#### Records provided:
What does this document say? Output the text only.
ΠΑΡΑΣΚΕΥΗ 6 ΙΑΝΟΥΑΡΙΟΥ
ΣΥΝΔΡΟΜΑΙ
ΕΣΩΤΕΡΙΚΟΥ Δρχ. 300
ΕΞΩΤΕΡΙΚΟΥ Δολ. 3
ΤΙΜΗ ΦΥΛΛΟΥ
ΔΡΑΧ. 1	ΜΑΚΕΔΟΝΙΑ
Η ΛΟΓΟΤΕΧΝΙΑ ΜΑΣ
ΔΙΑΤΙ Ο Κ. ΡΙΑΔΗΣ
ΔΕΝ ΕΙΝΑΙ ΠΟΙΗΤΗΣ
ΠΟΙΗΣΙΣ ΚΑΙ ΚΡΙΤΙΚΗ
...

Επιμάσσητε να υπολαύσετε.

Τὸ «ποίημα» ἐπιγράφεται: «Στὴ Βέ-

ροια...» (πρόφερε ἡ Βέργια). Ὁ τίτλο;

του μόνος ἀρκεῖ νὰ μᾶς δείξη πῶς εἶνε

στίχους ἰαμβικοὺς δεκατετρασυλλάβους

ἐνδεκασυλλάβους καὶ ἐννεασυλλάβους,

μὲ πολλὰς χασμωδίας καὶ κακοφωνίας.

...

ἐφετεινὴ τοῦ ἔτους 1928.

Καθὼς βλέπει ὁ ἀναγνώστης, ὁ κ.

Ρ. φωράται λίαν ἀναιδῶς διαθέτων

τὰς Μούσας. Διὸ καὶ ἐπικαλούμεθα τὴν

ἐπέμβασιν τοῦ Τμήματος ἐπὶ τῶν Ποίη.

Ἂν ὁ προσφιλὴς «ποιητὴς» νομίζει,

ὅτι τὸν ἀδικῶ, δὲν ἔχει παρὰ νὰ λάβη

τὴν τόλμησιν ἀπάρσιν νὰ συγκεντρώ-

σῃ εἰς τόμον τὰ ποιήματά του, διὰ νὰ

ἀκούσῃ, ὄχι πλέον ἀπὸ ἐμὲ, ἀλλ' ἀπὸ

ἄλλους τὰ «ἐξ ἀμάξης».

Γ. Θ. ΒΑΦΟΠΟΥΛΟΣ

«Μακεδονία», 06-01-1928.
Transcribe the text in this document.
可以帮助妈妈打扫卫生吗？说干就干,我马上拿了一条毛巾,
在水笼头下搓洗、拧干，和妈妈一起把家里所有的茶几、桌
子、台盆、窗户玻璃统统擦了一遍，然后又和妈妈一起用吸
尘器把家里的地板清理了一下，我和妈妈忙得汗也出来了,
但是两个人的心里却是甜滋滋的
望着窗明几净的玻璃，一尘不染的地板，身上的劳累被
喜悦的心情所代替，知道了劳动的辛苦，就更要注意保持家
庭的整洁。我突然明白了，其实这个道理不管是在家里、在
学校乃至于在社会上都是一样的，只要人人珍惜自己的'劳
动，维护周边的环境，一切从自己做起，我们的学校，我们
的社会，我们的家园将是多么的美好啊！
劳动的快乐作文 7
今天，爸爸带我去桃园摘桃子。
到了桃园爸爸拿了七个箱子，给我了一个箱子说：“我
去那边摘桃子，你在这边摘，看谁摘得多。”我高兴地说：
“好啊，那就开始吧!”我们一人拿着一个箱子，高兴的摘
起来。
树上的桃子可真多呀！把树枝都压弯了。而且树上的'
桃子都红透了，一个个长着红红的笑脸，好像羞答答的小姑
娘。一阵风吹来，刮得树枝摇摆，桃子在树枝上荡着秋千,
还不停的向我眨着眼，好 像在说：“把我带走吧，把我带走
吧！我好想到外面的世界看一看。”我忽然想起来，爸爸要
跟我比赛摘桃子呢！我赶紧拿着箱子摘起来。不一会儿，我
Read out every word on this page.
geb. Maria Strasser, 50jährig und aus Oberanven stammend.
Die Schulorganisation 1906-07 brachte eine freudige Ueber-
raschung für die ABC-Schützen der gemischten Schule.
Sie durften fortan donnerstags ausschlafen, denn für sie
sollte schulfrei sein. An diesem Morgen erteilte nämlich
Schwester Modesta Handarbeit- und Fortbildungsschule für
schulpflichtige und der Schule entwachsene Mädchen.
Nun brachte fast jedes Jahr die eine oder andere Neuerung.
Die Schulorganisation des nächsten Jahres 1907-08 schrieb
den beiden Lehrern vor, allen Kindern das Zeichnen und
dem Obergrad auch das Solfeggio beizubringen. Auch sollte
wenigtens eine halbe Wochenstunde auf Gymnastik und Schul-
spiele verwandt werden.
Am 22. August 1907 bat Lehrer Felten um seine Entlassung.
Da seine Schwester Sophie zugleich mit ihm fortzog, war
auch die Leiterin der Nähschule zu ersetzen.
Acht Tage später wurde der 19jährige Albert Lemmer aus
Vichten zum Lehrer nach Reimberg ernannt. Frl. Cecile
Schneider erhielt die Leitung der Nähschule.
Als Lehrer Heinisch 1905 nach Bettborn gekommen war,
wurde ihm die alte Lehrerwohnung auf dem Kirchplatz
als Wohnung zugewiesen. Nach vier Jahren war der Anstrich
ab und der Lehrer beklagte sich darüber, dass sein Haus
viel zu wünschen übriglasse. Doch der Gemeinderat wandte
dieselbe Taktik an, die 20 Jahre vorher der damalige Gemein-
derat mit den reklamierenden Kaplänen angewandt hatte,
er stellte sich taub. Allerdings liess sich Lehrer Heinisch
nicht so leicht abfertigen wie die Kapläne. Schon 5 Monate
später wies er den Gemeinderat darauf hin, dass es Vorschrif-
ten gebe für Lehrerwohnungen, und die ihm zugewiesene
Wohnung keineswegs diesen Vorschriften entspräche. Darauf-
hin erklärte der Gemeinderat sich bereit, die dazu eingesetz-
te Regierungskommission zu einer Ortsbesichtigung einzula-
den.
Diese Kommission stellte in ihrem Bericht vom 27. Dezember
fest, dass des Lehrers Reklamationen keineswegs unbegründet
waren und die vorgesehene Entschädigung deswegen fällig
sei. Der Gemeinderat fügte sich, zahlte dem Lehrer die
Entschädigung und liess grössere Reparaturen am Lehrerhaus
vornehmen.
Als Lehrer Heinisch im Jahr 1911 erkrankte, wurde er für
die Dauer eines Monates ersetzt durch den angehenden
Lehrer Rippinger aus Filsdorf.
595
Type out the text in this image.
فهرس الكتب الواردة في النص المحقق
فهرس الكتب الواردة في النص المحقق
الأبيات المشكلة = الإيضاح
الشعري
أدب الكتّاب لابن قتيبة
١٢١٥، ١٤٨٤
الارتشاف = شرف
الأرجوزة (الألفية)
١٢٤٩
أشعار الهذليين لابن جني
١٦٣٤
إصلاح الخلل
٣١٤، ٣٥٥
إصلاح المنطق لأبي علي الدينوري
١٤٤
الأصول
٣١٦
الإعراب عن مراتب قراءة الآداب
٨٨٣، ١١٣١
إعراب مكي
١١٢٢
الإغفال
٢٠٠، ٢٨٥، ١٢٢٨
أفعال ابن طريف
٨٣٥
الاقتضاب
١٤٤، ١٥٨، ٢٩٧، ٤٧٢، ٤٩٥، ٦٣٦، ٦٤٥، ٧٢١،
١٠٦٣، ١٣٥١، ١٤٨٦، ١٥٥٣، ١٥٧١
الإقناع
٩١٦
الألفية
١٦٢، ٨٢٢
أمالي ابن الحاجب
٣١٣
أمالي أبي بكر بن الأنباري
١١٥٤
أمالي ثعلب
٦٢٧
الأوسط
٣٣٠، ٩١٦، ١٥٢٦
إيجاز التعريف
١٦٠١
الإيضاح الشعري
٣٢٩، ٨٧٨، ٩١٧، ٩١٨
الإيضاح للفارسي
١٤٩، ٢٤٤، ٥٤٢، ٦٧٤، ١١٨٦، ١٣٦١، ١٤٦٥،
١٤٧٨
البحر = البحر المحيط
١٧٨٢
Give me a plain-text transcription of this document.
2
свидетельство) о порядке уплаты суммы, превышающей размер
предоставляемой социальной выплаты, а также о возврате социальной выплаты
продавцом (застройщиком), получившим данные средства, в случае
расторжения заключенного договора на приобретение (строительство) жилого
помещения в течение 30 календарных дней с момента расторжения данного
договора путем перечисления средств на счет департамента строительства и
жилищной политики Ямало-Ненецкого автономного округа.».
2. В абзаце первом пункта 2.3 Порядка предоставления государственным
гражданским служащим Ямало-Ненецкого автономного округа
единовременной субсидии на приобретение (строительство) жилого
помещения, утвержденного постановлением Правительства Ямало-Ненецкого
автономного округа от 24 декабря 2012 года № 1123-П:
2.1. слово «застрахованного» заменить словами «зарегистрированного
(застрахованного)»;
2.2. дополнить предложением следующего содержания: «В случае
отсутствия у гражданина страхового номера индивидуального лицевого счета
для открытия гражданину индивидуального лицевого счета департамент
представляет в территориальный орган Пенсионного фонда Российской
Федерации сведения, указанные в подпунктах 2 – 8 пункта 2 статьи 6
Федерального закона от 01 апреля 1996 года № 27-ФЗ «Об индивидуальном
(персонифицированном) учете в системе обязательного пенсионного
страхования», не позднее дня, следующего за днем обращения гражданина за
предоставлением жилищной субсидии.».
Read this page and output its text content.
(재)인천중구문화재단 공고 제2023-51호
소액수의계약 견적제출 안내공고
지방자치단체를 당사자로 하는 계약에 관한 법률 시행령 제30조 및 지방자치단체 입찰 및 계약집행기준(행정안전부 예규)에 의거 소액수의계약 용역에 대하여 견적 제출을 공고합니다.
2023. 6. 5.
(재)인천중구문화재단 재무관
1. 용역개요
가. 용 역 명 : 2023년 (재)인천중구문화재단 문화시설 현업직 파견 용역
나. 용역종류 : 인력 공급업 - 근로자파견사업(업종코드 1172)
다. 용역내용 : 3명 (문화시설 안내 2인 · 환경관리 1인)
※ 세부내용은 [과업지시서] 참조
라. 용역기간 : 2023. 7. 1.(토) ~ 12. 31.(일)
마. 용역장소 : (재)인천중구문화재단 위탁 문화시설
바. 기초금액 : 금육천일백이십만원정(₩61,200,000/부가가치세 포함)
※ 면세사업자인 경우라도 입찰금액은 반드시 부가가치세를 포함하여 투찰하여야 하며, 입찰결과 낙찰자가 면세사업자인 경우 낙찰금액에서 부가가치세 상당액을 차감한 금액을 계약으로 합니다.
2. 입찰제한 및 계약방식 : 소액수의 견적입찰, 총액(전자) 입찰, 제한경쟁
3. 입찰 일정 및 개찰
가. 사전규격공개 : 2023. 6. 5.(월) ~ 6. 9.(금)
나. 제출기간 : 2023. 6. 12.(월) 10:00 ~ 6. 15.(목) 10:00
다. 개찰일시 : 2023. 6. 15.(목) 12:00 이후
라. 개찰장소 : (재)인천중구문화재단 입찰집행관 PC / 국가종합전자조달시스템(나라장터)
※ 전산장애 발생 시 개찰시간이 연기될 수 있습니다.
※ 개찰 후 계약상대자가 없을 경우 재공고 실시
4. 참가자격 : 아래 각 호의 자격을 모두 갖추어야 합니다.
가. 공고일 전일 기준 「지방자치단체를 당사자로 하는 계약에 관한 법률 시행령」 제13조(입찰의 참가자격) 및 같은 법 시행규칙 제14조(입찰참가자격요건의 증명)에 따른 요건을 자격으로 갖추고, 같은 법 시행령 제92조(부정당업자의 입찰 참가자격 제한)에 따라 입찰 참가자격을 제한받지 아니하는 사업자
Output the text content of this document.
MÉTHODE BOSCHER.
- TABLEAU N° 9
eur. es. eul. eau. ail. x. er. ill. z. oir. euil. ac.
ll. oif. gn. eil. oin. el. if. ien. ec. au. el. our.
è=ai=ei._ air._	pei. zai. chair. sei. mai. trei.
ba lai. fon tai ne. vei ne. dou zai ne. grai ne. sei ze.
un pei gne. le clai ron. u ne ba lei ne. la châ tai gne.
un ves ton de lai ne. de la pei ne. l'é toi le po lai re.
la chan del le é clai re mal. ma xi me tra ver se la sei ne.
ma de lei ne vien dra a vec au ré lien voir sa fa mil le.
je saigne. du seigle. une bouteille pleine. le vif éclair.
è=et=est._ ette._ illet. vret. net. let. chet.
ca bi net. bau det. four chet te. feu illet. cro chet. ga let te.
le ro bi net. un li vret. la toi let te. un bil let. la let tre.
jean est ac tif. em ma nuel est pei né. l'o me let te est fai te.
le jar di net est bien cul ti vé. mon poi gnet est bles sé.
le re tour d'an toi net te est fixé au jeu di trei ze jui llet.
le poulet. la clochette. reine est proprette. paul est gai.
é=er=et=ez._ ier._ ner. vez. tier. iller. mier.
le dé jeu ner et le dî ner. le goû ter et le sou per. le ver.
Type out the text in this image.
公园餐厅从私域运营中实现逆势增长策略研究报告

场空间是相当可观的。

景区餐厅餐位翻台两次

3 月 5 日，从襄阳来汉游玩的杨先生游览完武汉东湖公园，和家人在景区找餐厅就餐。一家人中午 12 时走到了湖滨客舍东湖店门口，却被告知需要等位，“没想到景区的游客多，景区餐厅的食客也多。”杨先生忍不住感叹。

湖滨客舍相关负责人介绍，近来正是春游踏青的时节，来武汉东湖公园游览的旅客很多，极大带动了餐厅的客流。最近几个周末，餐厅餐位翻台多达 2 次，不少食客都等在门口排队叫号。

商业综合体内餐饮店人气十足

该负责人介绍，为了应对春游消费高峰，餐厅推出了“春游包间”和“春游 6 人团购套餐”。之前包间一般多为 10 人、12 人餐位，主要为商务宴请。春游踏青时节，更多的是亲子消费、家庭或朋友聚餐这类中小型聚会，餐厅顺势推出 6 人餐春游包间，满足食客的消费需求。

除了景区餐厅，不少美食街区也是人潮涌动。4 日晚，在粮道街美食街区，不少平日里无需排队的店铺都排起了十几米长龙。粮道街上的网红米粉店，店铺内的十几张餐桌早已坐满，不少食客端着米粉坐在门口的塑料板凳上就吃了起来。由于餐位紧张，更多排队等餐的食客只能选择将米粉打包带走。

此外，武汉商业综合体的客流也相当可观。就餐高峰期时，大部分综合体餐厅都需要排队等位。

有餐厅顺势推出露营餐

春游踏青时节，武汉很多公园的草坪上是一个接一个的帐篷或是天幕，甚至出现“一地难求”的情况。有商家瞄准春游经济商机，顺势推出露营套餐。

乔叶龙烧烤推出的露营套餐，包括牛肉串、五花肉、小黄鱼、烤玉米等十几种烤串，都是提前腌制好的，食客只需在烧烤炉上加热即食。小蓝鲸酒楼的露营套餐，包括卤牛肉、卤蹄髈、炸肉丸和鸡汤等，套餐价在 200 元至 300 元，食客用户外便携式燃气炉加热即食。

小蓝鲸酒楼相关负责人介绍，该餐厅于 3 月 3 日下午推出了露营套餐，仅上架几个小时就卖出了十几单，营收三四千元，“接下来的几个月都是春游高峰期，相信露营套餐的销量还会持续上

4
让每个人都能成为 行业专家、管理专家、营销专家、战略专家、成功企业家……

#### Written request:
Lines that hold the word "жилищной" are the ones to return, every one of them.

#### Final result:
жилищной политики Ямало-Ненецкого автономного округа.».
предоставлением жилищной субсидии.».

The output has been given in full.